- [Goal of the exercise]: Copy out all lines of the records in which the word "product" appears.

- [Information supplied]:
>> START
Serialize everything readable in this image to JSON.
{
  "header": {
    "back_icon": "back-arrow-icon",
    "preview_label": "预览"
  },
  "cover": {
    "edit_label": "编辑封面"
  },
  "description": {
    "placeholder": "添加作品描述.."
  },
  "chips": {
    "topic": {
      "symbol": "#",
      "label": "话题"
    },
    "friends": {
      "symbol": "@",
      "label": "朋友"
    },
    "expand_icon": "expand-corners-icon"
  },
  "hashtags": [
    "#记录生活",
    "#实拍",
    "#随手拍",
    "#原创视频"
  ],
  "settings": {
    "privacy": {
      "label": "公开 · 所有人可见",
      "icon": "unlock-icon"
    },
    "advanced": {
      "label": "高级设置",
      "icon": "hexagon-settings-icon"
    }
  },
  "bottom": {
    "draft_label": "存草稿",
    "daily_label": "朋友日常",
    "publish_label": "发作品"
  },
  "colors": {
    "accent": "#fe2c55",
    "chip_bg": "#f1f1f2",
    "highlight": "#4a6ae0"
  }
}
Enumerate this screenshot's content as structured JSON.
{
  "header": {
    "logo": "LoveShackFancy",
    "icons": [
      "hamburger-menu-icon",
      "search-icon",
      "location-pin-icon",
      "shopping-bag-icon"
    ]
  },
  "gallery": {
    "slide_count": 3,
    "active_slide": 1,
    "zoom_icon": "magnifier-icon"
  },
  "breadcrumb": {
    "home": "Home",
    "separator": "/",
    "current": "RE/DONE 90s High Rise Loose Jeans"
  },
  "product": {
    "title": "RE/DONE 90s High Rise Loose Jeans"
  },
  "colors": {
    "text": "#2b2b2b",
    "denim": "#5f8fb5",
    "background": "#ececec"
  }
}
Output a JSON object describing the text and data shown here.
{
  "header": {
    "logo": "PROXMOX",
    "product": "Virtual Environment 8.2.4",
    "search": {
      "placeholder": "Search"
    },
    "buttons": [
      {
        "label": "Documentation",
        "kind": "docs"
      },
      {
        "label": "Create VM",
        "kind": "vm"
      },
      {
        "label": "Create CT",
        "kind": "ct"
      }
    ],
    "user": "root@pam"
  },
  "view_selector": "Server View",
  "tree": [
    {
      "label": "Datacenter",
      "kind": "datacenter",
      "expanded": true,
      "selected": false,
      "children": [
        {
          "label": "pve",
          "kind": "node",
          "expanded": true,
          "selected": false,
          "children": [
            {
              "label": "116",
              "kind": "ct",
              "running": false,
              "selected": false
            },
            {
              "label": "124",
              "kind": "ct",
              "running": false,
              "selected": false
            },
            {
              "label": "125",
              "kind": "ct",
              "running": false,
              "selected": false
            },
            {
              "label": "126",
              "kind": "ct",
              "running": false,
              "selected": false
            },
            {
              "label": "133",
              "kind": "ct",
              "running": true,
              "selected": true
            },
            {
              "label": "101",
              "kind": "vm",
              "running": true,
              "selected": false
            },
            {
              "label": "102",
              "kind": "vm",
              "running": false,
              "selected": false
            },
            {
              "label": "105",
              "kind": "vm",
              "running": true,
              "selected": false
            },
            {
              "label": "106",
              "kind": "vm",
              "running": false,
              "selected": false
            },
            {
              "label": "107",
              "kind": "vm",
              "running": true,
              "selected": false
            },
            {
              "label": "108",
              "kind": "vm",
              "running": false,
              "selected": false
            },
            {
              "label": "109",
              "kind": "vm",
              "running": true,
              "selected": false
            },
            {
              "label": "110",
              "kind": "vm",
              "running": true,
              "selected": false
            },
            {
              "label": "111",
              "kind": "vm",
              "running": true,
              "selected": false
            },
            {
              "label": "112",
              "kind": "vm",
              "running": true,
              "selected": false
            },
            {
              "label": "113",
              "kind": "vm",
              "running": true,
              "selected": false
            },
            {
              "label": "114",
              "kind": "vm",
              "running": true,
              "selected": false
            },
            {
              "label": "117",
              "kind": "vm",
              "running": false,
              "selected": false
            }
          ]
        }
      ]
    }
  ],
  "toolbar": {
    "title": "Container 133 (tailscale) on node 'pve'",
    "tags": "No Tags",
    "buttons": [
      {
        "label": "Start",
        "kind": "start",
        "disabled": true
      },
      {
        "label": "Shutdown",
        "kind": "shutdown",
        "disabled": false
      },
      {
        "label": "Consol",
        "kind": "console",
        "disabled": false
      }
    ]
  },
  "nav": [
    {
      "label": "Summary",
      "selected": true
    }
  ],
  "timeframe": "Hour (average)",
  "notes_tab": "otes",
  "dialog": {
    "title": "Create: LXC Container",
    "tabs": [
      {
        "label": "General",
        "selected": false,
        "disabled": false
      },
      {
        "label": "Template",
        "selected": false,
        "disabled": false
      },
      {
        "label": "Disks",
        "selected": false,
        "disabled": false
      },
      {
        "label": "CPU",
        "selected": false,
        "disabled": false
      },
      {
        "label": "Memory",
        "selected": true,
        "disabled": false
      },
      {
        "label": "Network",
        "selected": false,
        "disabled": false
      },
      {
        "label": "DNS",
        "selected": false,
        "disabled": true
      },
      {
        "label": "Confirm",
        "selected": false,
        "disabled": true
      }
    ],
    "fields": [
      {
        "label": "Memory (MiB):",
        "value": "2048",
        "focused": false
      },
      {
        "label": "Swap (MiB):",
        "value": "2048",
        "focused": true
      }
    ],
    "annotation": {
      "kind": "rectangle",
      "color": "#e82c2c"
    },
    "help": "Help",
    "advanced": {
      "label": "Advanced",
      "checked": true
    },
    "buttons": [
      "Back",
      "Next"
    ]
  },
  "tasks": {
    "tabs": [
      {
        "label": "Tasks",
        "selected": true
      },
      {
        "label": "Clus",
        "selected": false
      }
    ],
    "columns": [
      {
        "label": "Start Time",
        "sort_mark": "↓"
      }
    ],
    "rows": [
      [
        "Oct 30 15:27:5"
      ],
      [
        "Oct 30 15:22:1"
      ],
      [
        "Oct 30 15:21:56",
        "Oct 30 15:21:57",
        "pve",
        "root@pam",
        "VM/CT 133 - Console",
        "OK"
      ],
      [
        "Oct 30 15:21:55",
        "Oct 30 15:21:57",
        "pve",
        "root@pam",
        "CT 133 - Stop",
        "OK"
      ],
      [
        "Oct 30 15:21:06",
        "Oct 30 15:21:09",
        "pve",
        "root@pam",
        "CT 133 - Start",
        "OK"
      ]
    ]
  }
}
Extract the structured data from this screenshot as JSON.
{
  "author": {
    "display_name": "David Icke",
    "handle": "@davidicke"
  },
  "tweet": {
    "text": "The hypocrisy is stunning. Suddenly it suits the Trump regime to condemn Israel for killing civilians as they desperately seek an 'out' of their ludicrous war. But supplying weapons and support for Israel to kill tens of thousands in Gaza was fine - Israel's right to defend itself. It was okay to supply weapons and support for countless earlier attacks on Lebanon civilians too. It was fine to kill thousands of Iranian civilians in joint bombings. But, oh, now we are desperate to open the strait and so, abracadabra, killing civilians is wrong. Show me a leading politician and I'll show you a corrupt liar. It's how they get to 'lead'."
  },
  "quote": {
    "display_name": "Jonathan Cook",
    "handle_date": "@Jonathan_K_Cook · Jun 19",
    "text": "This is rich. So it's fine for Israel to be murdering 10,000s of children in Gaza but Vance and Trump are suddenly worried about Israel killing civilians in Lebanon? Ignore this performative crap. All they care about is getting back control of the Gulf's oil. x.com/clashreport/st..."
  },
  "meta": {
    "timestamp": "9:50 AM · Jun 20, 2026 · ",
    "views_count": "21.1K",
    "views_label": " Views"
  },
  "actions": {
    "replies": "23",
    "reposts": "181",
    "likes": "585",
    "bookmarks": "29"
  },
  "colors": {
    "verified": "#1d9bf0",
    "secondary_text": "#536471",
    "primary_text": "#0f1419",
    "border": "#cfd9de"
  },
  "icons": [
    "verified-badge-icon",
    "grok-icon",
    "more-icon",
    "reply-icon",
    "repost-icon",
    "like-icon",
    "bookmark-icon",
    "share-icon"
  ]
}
>> END
- [Task solution]:
  "product": {
    "product": "Virtual Environment 8.2.4",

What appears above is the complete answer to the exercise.